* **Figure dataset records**
- - - - -

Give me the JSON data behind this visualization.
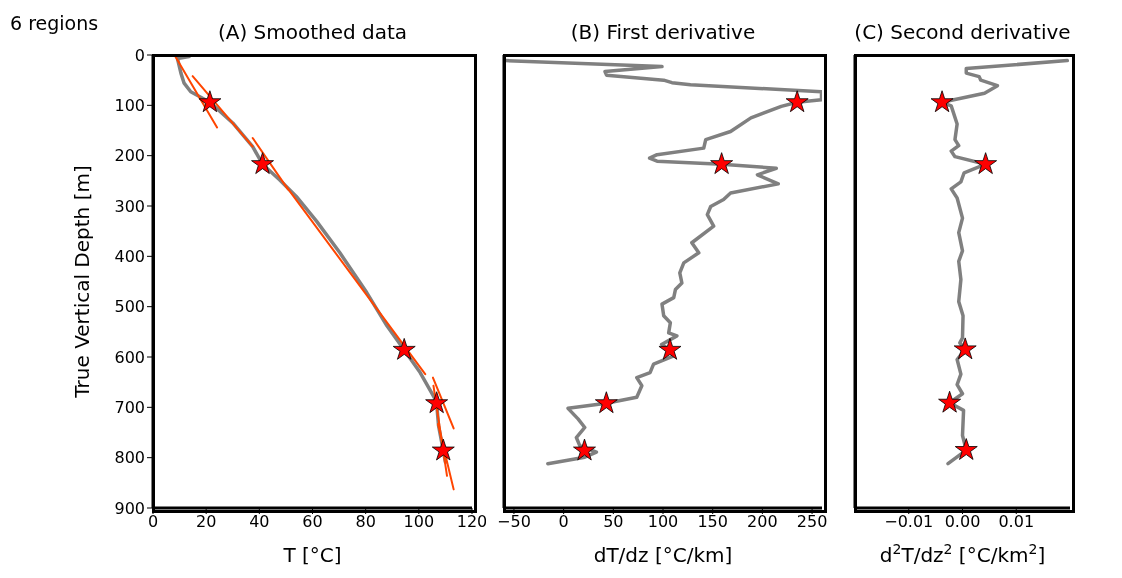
{
  "chart_data": [
    {
      "type": "line",
      "title": "(A) Smoothed data",
      "annotations": [
        "6 regions"
      ],
      "xlabel": "T [°C]",
      "ylabel": "True Vertical Depth [m]",
      "xlim": [
        0,
        120
      ],
      "xticks": [
        0,
        20,
        40,
        60,
        80,
        100,
        120
      ],
      "ylim": [
        900,
        0
      ],
      "yticks": [
        0,
        100,
        200,
        300,
        400,
        500,
        600,
        700,
        800,
        900
      ],
      "series": [
        {
          "type": "line",
          "color": "#808080",
          "x": [
            13.6,
            9.2,
            10.5,
            11.7,
            14.2,
            21.4,
            30,
            37.5,
            41.2,
            47.6,
            53.9,
            61.5,
            70.3,
            80.4,
            88,
            94.5,
            100.5,
            106.2,
            106.7,
            107.4,
            109.2,
            110
          ],
          "values": [
            3,
            7,
            36,
            56,
            73,
            94,
            135,
            182,
            217,
            248,
            281,
            330,
            393,
            472,
            538,
            586,
            631,
            684,
            692,
            736,
            786,
            809
          ]
        },
        {
          "type": "line",
          "color": "#ff4500",
          "x": [
            8.3,
            24.1
          ],
          "values": [
            2,
            144
          ]
        },
        {
          "type": "line",
          "color": "#ff4500",
          "x": [
            14.9,
            37.5
          ],
          "values": [
            42,
            182
          ]
        },
        {
          "type": "line",
          "color": "#ff4500",
          "x": [
            37.5,
            50.8
          ],
          "values": [
            165,
            267
          ]
        },
        {
          "type": "line",
          "color": "#ff4500",
          "x": [
            50.1,
            102.4
          ],
          "values": [
            261,
            634
          ]
        },
        {
          "type": "line",
          "color": "#ff4500",
          "x": [
            105.3,
            113.1
          ],
          "values": [
            641,
            742
          ]
        },
        {
          "type": "line",
          "color": "#ff4500",
          "x": [
            105.5,
            110.6
          ],
          "values": [
            657,
            836
          ]
        },
        {
          "type": "line",
          "color": "#ff4500",
          "x": [
            107.2,
            113.1
          ],
          "values": [
            733,
            863
          ]
        },
        {
          "type": "scatter",
          "color": "#ff0000",
          "marker": "star",
          "x": [
            21.4,
            41.2,
            94.5,
            106.7,
            109.2
          ],
          "values": [
            94,
            217,
            586,
            692,
            786
          ]
        }
      ]
    },
    {
      "type": "line",
      "title": "(B) First derivative",
      "xlabel": "dT/dz [°C/km]",
      "xlim": [
        -60,
        260
      ],
      "xticks": [
        {
          "value": -50,
          "label": "−50"
        },
        0,
        50,
        100,
        150,
        200,
        250
      ],
      "ylim": [
        900,
        0
      ],
      "yticks": [
        0,
        100,
        200,
        300,
        400,
        500,
        600,
        700,
        800,
        900
      ],
      "tick_labels": "x",
      "series": [
        {
          "type": "line",
          "color": "#808080",
          "x": [
            -58.8,
            99,
            41.6,
            43.2,
            100.7,
            109,
            127.7,
            259.5,
            259.5,
            235,
            219,
            188.5,
            168,
            143,
            141,
            94,
            86.5,
            94,
            159,
            214,
            195,
            216,
            168,
            161,
            148,
            144.6,
            151,
            129,
            136,
            120.9,
            116.9,
            119,
            112.5,
            110.8,
            99,
            100.7,
            107.4,
            105.7,
            114,
            98.6,
            107,
            110.8,
            90.5,
            87,
            73.6,
            78.7,
            73.6,
            43,
            4.4,
            14.5,
            21.3,
            12.8,
            16.2,
            33,
            21.3,
            -15.9
          ],
          "values": [
            11,
            23,
            33,
            40,
            50,
            55,
            59,
            73,
            89,
            94,
            102,
            125,
            152,
            168,
            185,
            198,
            205,
            211,
            217,
            225,
            238,
            256,
            274,
            287,
            301,
            317,
            340,
            373,
            393,
            413,
            433,
            453,
            466,
            482,
            495,
            518,
            532,
            552,
            558,
            575,
            586,
            598,
            614,
            631,
            641,
            657,
            680,
            692,
            702,
            723,
            740,
            760,
            776,
            789,
            799,
            812
          ]
        },
        {
          "type": "scatter",
          "color": "#ff0000",
          "marker": "star",
          "x": [
            235,
            159,
            107,
            43,
            21
          ],
          "values": [
            94,
            217,
            586,
            692,
            786
          ]
        }
      ]
    },
    {
      "type": "line",
      "title": "(C) Second derivative",
      "xlabel": "d$^{2}$T/dz$^{2}$ [°C/km$^{2}$]",
      "xlim": [
        -0.02,
        0.02
      ],
      "xticks": [
        {
          "value": -0.01,
          "label": "−0.01"
        },
        {
          "value": 0,
          "label": "0.00"
        },
        0.01
      ],
      "ylim": [
        900,
        0
      ],
      "yticks": [
        0,
        100,
        200,
        300,
        400,
        500,
        600,
        700,
        800,
        900
      ],
      "tick_labels": "x",
      "series": [
        {
          "type": "line",
          "color": "#808080",
          "x": [
            0.0195,
            0.0007,
            0.0007,
            0.0031,
            0.0034,
            0.0065,
            0.0041,
            -0.0038,
            -0.0021,
            -0.001,
            -0.0014,
            -0.0007,
            -0.0021,
            -0.0014,
            0.0043,
            0.0003,
            -0.0003,
            -0.0021,
            -0.001,
            0,
            -0.0007,
            0,
            -0.0007,
            -0.0003,
            -0.0007,
            0.0001,
            0,
            -0.0005,
            0.0005,
            -0.001,
            -0.0003,
            -0.001,
            0,
            -0.0024,
            0.0002,
            0,
            0.0007,
            -0.0027
          ],
          "values": [
            11,
            27,
            36,
            43,
            50,
            61,
            76,
            94,
            101,
            137,
            168,
            180,
            191,
            202,
            217,
            234,
            252,
            266,
            284,
            324,
            353,
            389,
            410,
            446,
            490,
            518,
            562,
            572,
            585,
            605,
            634,
            655,
            673,
            691,
            706,
            756,
            785,
            812
          ]
        },
        {
          "type": "scatter",
          "color": "#ff0000",
          "marker": "star",
          "x": [
            -0.0038,
            0.0043,
            0.0005,
            -0.0024,
            0.0007
          ],
          "values": [
            94,
            217,
            585,
            691,
            785
          ]
        }
      ]
    }
  ]
}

- - - - -

Return the number of lines that include the word "derivative", and nothing else.

* **THE SOLUTION**
2